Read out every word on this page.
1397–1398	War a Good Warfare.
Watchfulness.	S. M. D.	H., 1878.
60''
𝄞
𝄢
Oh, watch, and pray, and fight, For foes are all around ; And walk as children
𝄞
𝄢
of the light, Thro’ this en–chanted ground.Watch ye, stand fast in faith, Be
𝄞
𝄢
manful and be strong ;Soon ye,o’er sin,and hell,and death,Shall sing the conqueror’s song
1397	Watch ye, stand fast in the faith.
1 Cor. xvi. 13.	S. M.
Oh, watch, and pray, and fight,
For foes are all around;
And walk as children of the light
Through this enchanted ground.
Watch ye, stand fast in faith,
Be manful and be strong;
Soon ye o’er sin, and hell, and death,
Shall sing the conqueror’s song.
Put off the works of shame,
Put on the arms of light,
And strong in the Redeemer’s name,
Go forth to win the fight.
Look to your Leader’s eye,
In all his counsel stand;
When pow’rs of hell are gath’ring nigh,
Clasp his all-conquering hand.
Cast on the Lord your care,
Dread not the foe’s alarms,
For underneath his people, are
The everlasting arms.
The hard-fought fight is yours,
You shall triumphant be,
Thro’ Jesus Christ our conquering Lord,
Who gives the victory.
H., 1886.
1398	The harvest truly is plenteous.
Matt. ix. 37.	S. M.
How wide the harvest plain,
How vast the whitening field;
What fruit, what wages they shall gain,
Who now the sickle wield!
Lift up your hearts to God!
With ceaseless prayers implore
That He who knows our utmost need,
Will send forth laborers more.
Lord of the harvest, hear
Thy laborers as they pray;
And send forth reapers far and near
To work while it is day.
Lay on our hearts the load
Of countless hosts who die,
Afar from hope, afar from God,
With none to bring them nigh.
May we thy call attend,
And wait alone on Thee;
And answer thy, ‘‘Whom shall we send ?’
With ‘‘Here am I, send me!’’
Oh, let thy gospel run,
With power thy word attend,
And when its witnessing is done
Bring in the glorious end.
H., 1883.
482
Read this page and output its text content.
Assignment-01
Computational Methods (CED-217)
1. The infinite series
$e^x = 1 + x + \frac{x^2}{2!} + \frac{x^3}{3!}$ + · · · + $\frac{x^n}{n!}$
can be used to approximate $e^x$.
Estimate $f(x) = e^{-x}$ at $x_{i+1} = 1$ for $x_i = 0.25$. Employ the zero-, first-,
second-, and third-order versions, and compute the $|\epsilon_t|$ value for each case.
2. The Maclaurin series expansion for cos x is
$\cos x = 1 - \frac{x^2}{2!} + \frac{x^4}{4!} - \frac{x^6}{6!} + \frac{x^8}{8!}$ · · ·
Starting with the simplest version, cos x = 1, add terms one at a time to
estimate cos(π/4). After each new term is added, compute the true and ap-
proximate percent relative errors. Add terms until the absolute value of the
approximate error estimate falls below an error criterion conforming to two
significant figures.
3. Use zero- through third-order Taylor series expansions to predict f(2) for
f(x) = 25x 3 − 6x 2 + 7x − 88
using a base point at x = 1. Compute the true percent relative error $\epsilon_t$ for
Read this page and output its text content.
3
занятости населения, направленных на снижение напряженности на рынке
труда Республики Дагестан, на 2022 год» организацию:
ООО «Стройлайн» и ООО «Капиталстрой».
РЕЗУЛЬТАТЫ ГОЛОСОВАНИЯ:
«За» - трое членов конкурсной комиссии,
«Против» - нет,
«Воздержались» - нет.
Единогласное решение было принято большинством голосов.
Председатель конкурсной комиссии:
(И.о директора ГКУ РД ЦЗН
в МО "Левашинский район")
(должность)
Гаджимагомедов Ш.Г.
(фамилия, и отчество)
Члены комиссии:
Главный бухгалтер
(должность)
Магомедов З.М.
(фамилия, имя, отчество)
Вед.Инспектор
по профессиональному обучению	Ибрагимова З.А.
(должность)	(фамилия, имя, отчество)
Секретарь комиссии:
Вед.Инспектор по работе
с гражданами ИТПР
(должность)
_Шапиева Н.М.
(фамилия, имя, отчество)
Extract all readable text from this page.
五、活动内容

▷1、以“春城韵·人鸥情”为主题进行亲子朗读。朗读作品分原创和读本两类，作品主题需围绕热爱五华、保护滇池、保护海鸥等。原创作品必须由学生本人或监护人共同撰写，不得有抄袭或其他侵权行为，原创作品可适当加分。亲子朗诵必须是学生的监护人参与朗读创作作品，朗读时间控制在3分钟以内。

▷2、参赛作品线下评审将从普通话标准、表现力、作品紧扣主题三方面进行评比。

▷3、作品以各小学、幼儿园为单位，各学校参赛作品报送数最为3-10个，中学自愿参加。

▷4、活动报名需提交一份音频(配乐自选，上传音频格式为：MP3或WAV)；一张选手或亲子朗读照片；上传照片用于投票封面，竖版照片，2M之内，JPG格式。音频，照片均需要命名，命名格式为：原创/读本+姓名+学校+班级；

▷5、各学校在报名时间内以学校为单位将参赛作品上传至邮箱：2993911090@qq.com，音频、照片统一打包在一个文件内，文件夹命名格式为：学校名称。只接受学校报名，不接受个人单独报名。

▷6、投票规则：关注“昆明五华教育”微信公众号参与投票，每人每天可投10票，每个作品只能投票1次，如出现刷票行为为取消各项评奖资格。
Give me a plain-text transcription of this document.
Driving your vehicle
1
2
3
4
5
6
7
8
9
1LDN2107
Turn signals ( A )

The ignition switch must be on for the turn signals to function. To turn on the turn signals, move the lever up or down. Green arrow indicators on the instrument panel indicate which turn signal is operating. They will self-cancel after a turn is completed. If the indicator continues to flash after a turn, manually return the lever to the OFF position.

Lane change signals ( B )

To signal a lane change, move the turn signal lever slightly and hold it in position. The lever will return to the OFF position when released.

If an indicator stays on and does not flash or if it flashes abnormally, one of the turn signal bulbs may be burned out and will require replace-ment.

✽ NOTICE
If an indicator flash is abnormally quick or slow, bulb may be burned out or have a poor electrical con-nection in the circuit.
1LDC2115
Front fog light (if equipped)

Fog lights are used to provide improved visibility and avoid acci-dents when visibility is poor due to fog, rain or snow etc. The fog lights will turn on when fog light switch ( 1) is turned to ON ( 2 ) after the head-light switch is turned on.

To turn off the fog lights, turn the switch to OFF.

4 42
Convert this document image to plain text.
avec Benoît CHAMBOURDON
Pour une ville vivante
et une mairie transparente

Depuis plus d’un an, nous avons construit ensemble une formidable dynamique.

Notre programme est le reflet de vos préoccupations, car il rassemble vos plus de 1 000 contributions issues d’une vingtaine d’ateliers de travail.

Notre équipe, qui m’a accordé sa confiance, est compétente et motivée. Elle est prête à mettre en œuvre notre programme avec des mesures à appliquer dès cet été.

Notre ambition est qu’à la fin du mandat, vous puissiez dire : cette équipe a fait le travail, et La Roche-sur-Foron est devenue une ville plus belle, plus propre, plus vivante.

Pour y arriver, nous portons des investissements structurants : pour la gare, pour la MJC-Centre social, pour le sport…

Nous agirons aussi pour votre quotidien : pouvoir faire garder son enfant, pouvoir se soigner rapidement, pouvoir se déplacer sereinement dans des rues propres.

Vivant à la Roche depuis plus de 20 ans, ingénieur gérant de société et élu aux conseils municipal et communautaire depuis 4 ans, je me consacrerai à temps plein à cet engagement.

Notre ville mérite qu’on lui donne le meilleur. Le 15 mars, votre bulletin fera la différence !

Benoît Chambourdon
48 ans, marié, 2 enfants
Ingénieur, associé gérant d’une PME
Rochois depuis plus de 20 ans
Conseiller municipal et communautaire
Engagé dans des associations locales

•••

INSTRUCTIONS TO FOLLOW: Your answer should be only a number: how many lines of the data above contain the string "third"?

TASK ANSWER: 2